>> Begin

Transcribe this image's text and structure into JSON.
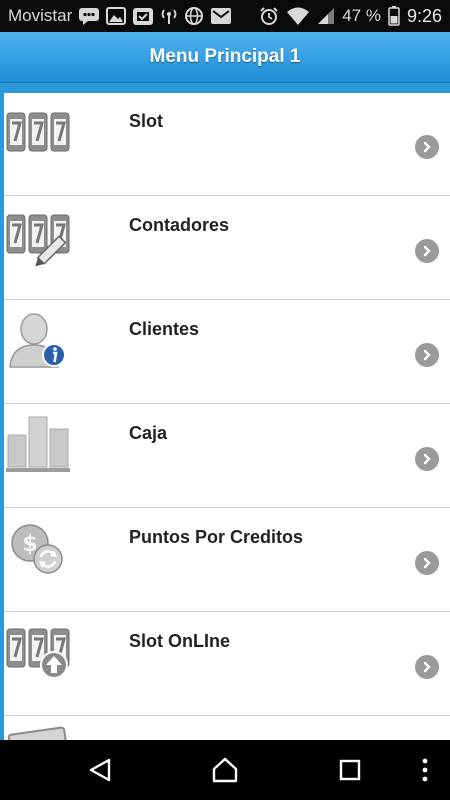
{
  "status_bar": {
    "carrier": "Movistar",
    "battery": "47 %",
    "time": "9:26",
    "icons": [
      "chat-icon",
      "image-icon",
      "clipboard-icon",
      "broadcast-icon",
      "globe-icon",
      "mail-icon",
      "alarm-icon",
      "wifi-icon",
      "signal-icon",
      "battery-icon"
    ]
  },
  "header": {
    "title": "Menu Principal 1",
    "color": "#2a9ad9"
  },
  "menu": {
    "items": [
      {
        "label": "Slot",
        "icon": "slot-machine-icon"
      },
      {
        "label": "Contadores",
        "icon": "slot-edit-icon"
      },
      {
        "label": "Clientes",
        "icon": "user-info-icon"
      },
      {
        "label": "Caja",
        "icon": "bar-chart-icon"
      },
      {
        "label": "Puntos Por Creditos",
        "icon": "coin-exchange-icon"
      },
      {
        "label": "Slot OnLIne",
        "icon": "slot-upload-icon"
      }
    ]
  },
  "nav_bar": {
    "buttons": [
      "back-icon",
      "home-icon",
      "recents-icon",
      "more-icon"
    ]
  }
}
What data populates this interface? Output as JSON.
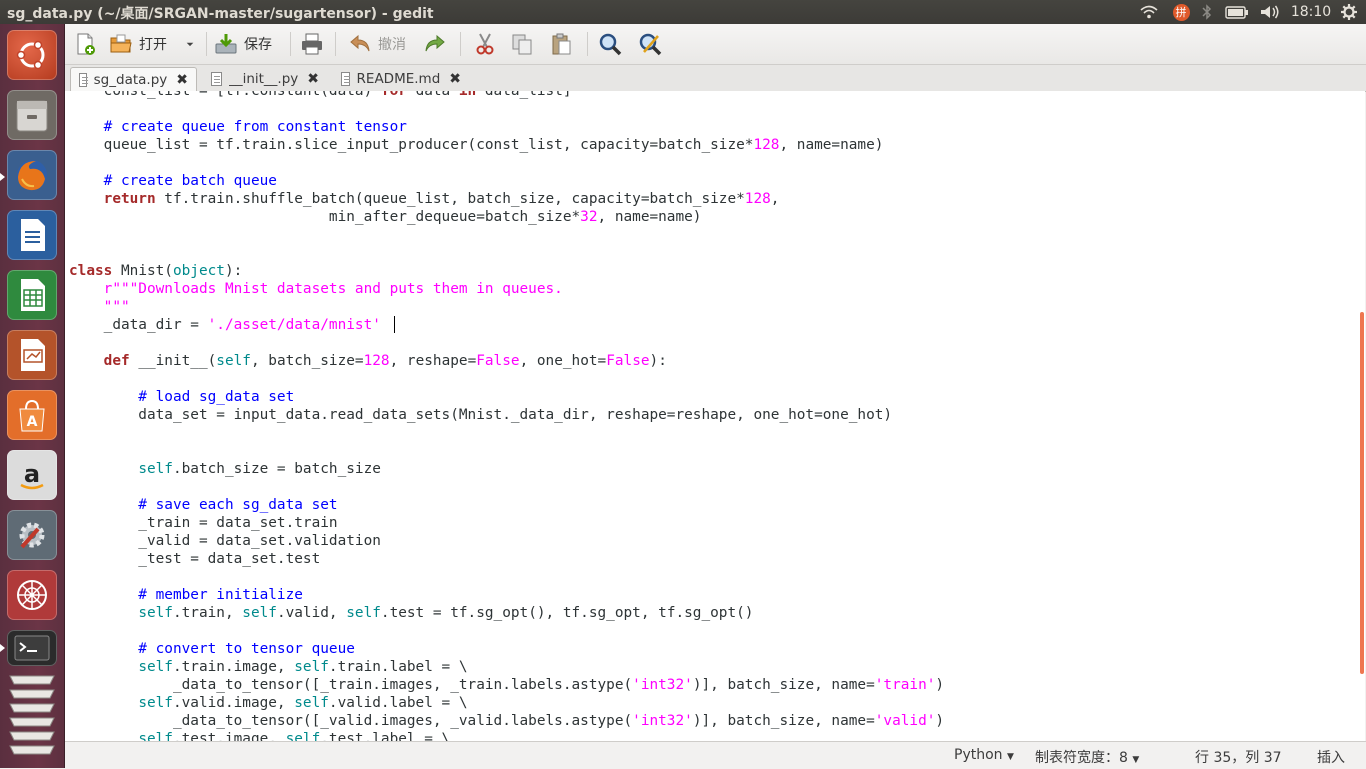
{
  "window": {
    "title": "sg_data.py (~/桌面/SRGAN-master/sugartensor) - gedit"
  },
  "panel": {
    "clock": "18:10",
    "input_method": "拼"
  },
  "toolbar": {
    "open_label": "打开",
    "save_label": "保存",
    "undo_label": "撤消"
  },
  "tabs": [
    {
      "label": "sg_data.py"
    },
    {
      "label": "__init__.py"
    },
    {
      "label": "README.md"
    }
  ],
  "code": {
    "l0": {
      "a": "    const_list = [tf.constant(data) ",
      "b": "for",
      "c": " data ",
      "d": "in",
      "e": " data_list]"
    },
    "l1": {
      "a": "    # create queue from constant tensor"
    },
    "l2": {
      "a": "    queue_list = tf.train.slice_input_producer(const_list, capacity=batch_size*",
      "b": "128",
      "c": ", name=name)"
    },
    "l3": {
      "a": "    # create batch queue"
    },
    "l4": {
      "a": "    ",
      "b": "return",
      "c": " tf.train.shuffle_batch(queue_list, batch_size, capacity=batch_size*",
      "d": "128",
      "e": ","
    },
    "l5": {
      "a": "                              min_after_dequeue=batch_size*",
      "b": "32",
      "c": ", name=name)"
    },
    "l6": {
      "a": "class",
      "b": " Mnist(",
      "c": "object",
      "d": "):"
    },
    "l7": {
      "a": "    r\"\"\"Downloads Mnist datasets and puts them in queues."
    },
    "l8": {
      "a": "    \"\"\""
    },
    "l9": {
      "a": "    _data_dir = ",
      "b": "'./asset/data/mnist'"
    },
    "l10": {
      "a": "    ",
      "b": "def",
      "c": " __init__(",
      "d": "self",
      "e": ", batch_size=",
      "f": "128",
      "g": ", reshape=",
      "h": "False",
      "i": ", one_hot=",
      "j": "False",
      "k": "):"
    },
    "l11": {
      "a": "        # load sg_data set"
    },
    "l12": {
      "a": "        data_set = input_data.read_data_sets(Mnist._data_dir, reshape=reshape, one_hot=one_hot)"
    },
    "l13": {
      "a": "        ",
      "b": "self",
      "c": ".batch_size = batch_size"
    },
    "l14": {
      "a": "        # save each sg_data set"
    },
    "l15": {
      "a": "        _train = data_set.train"
    },
    "l16": {
      "a": "        _valid = data_set.validation"
    },
    "l17": {
      "a": "        _test = data_set.test"
    },
    "l18": {
      "a": "        # member initialize"
    },
    "l19": {
      "a": "        ",
      "b": "self",
      "c": ".train, ",
      "d": "self",
      "e": ".valid, ",
      "f": "self",
      "g": ".test = tf.sg_opt(), tf.sg_opt, tf.sg_opt()"
    },
    "l20": {
      "a": "        # convert to tensor queue"
    },
    "l21": {
      "a": "        ",
      "b": "self",
      "c": ".train.image, ",
      "d": "self",
      "e": ".train.label = \\"
    },
    "l22": {
      "a": "            _data_to_tensor([_train.images, _train.labels.astype(",
      "b": "'int32'",
      "c": ")], batch_size, name=",
      "d": "'train'",
      "e": ")"
    },
    "l23": {
      "a": "        ",
      "b": "self",
      "c": ".valid.image, ",
      "d": "self",
      "e": ".valid.label = \\"
    },
    "l24": {
      "a": "            _data_to_tensor([_valid.images, _valid.labels.astype(",
      "b": "'int32'",
      "c": ")], batch_size, name=",
      "d": "'valid'",
      "e": ")"
    },
    "l25": {
      "a": "        ",
      "b": "self",
      "c": ".test.image, ",
      "d": "self",
      "e": ".test.label = \\"
    }
  },
  "status": {
    "language": "Python",
    "tab_width": "制表符宽度：8",
    "position": "行 35，列 37",
    "mode": "插入"
  }
}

>> End

Exercise objective — Pick out each line that holds the string "title".

Answer to the task —
    "title": "Menu Principal 1",
    "title": "sg_data.py (~/桌面/SRGAN-master/sugartensor) - gedit"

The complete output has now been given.